▶ SET EXERCISE: Select the lines that contain "cellmate" and copy each of them.

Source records

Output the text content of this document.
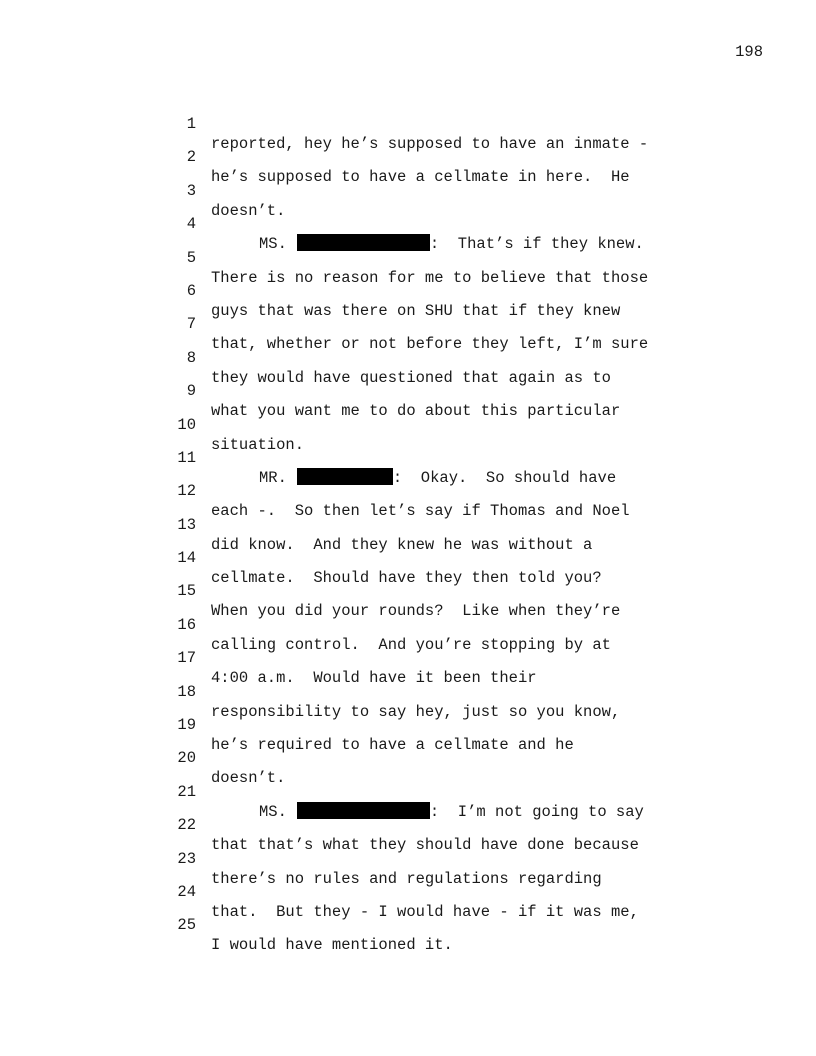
198

1

reported, hey he’s supposed to have an inmate -

2

he’s supposed to have a cellmate in here.  He

3

doesn’t.

4

MS.	:  That’s if they knew.

5

There is no reason for me to believe that those

6

guys that was there on SHU that if they knew

7

that, whether or not before they left, I’m sure

8

they would have questioned that again as to

9

what you want me to do about this particular

10

situation.

11

MR.	:  Okay.  So should have

12

each -.  So then let’s say if Thomas and Noel

13

did know.  And they knew he was without a

14

cellmate.  Should have they then told you?

15

When you did your rounds?  Like when they’re

16

calling control.  And you’re stopping by at

17

4:00 a.m.  Would have it been their

18

responsibility to say hey, just so you know,

19

he’s required to have a cellmate and he

20

doesn’t.

21

MS.	:  I’m not going to say

22

that that’s what they should have done because

23

there’s no rules and regulations regarding

24

that.  But they - I would have - if it was me,

25

I would have mentioned it.
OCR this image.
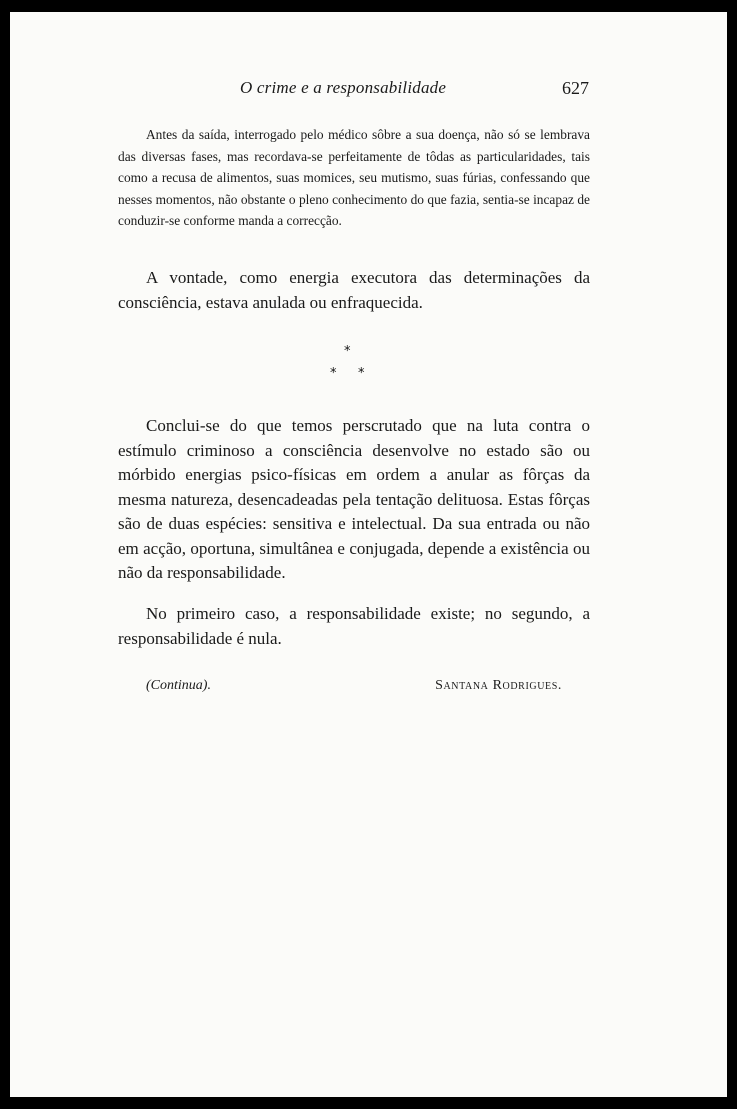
O crime e a responsabilidade	627

Antes da saída, interrogado pelo médico sôbre a sua doença, não só se lembrava das diversas fases, mas recordava-se perfeitamente de tôdas as particularidades, tais como a recusa de alimentos, suas momices, seu mutismo, suas fúrias, confessando que nesses momentos, não obstante o pleno conhecimento do que fazia, sentia-se incapaz de conduzir-se conforme manda a correcção.

A vontade, como energia executora das determinações da consciência, estava anulada ou enfraquecida.

*
* *

Conclui-se do que temos perscrutado que na luta contra o estímulo criminoso a consciência desenvolve no estado são ou mórbido energias psico-físicas em ordem a anular as fôrças da mesma natureza, desencadeadas pela tentação delituosa. Estas fôrças são de duas espécies: sensitiva e intelectual. Da sua entrada ou não em acção, oportuna, simultânea e conjugada, depende a existência ou não da responsabilidade.

No primeiro caso, a responsabilidade existe; no segundo, a responsabilidade é nula.

(Continua).	Santana Rodrigues.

▶ REPLY TO THE TASK:
he’s supposed to have a cellmate in here.  He
cellmate.  Should have they then told you?
he’s required to have a cellmate and he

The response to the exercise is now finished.